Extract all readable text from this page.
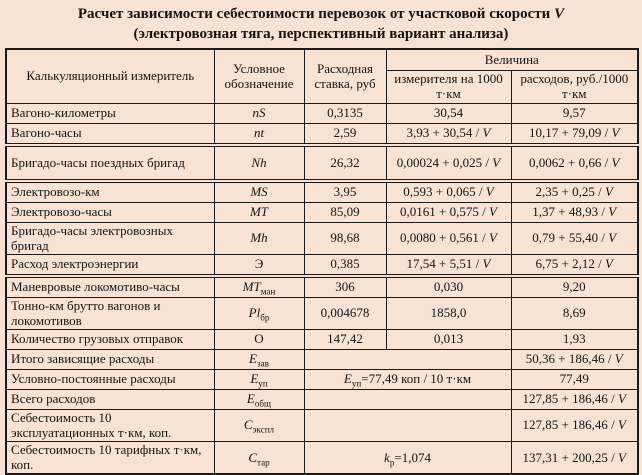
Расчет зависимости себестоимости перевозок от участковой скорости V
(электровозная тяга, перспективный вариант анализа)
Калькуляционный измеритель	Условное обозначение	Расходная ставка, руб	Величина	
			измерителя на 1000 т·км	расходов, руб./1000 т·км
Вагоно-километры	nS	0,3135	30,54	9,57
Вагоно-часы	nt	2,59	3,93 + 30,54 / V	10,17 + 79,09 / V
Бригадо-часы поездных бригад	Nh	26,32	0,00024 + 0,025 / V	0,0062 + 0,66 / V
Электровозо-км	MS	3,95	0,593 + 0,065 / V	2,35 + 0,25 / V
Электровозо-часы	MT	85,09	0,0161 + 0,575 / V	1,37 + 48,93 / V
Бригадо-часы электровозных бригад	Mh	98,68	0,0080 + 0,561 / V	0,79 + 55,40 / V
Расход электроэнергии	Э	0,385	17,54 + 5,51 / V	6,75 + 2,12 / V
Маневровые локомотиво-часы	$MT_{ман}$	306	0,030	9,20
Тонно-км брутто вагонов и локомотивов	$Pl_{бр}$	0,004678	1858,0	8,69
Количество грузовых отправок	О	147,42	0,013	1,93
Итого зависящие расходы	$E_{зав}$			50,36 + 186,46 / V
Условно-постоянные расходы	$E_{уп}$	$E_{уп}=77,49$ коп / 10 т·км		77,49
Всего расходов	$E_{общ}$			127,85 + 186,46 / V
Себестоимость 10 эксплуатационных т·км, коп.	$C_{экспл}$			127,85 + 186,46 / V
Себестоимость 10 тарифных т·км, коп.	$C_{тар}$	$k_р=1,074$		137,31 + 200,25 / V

———

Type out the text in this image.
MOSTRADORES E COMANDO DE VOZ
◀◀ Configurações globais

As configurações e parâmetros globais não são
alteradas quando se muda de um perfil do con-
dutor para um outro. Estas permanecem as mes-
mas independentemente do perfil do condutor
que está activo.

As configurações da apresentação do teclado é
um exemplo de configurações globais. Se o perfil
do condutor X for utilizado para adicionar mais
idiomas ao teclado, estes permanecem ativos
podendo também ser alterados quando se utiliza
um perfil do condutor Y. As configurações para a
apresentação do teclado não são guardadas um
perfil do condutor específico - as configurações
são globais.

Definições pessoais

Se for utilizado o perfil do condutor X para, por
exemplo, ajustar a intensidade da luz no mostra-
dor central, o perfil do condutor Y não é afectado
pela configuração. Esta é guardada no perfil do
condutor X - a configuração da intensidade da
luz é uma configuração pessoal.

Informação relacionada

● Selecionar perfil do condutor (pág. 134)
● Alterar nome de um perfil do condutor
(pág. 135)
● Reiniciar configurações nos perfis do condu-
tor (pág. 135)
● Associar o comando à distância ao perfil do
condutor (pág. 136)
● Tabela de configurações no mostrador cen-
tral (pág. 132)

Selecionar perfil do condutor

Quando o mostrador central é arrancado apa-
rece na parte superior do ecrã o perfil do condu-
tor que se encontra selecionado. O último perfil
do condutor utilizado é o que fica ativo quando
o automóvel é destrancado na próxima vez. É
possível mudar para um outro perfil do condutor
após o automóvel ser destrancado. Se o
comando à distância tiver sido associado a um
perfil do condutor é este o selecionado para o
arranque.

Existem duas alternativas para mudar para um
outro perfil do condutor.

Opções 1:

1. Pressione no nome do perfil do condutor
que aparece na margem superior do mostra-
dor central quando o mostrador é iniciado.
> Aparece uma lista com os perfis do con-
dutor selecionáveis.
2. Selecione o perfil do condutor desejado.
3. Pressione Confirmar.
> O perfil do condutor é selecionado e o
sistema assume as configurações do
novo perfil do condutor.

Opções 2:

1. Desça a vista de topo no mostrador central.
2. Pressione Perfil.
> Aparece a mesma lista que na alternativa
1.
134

———

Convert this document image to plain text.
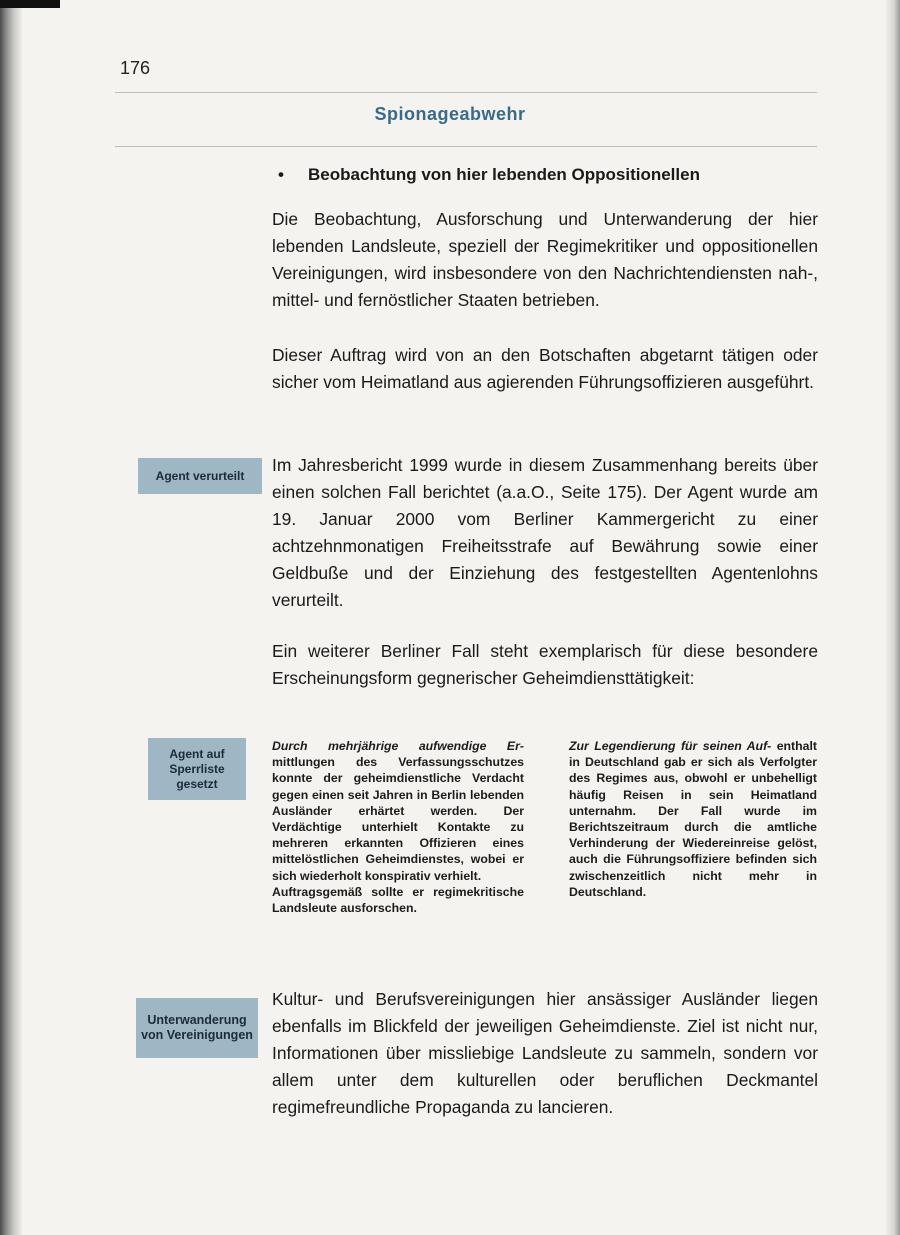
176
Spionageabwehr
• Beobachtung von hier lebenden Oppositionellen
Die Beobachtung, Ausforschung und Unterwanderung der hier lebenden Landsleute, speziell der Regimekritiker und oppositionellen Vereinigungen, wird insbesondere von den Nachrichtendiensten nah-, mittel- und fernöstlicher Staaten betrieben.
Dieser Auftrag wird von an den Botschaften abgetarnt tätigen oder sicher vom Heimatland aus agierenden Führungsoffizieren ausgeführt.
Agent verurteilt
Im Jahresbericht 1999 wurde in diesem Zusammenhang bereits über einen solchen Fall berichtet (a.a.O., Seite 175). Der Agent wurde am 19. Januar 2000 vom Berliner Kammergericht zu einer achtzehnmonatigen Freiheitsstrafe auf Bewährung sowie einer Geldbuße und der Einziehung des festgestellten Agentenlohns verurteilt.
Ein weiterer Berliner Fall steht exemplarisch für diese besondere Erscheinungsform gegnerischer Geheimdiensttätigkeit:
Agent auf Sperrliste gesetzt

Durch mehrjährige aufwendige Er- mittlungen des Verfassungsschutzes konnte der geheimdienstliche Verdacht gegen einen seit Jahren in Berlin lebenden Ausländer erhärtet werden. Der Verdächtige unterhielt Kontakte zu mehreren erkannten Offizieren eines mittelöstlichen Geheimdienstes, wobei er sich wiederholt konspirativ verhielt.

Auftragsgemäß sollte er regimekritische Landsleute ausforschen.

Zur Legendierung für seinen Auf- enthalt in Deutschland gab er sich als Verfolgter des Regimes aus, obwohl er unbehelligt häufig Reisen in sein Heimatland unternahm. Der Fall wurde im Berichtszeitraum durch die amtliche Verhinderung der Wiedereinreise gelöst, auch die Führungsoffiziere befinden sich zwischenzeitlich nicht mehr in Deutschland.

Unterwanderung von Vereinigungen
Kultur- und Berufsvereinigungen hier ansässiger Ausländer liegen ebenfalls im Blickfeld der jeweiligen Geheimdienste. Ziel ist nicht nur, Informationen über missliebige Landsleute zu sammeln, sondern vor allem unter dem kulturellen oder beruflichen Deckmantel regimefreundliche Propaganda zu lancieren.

———

* _Task goal_: Select every line of the records holding the string "configuração".

* _Written reply_:
pela configuração. Esta é guardada no perfil do
condutor X - a configuração da intensidade da
luz é uma configuração pessoal.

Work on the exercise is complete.